[Begin]

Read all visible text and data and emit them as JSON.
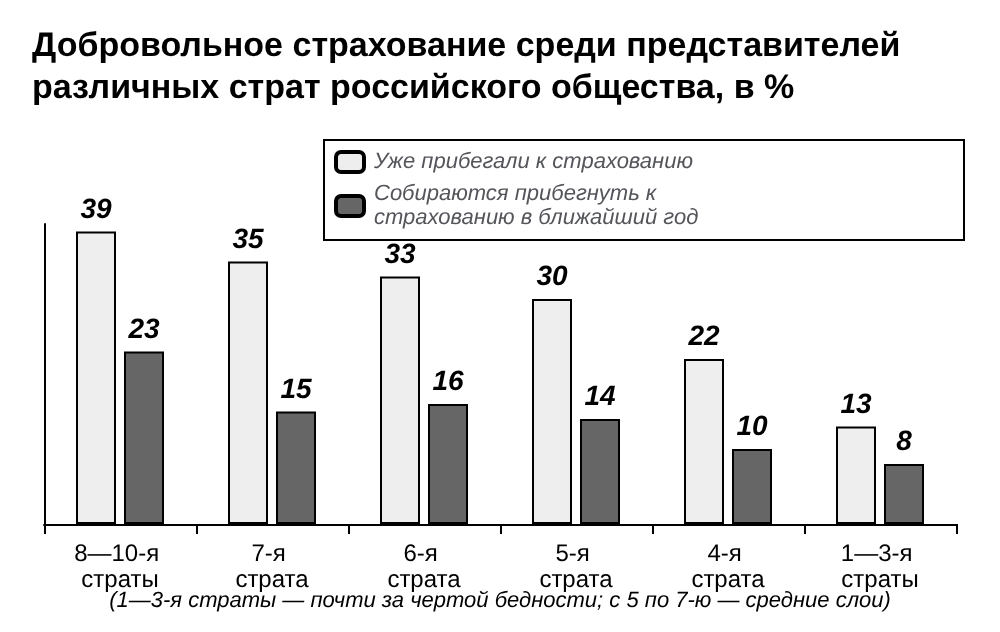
{
  "chart_data": {
    "type": "bar",
    "title": "Добровольное страхование среди представителей различных страт российского общества, в %",
    "categories": [
      "8—10-я страты",
      "7-я страта",
      "6-я страта",
      "5-я страта",
      "4-я страта",
      "1—3-я страты"
    ],
    "series": [
      {
        "name": "Уже прибегали к страхованию",
        "color": "#eeeeee",
        "values": [
          39,
          35,
          33,
          30,
          22,
          13
        ]
      },
      {
        "name": "Собираются прибегнуть к страхованию в ближайший год",
        "color": "#666666",
        "values": [
          23,
          15,
          16,
          14,
          10,
          8
        ]
      }
    ],
    "data_labels": true,
    "legend": "top right",
    "grid": false,
    "annotations": [
      "(1—3-я страты — почти за чертой бедности; с 5 по 7-ю — средние слои)"
    ]
  }
}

[End]

**Aim of the exercise:** Replicate the material above verbatim; images stay out of the copy.

**Exercise solution:**
Read all visible text and data and emit them as JSON.
{
  "chart_data": {
    "type": "bar",
    "title": "Добровольное страхование среди представителей различных страт российского общества, в %",
    "categories": [
      "8—10-я страты",
      "7-я страта",
      "6-я страта",
      "5-я страта",
      "4-я страта",
      "1—3-я страты"
    ],
    "series": [
      {
        "name": "Уже прибегали к страхованию",
        "color": "#eeeeee",
        "values": [
          39,
          35,
          33,
          30,
          22,
          13
        ]
      },
      {
        "name": "Собираются прибегнуть к страхованию в ближайший год",
        "color": "#666666",
        "values": [
          23,
          15,
          16,
          14,
          10,
          8
        ]
      }
    ],
    "data_labels": true,
    "legend": "top right",
    "grid": false,
    "annotations": [
      "(1—3-я страты — почти за чертой бедности; с 5 по 7-ю — средние слои)"
    ]
  }
}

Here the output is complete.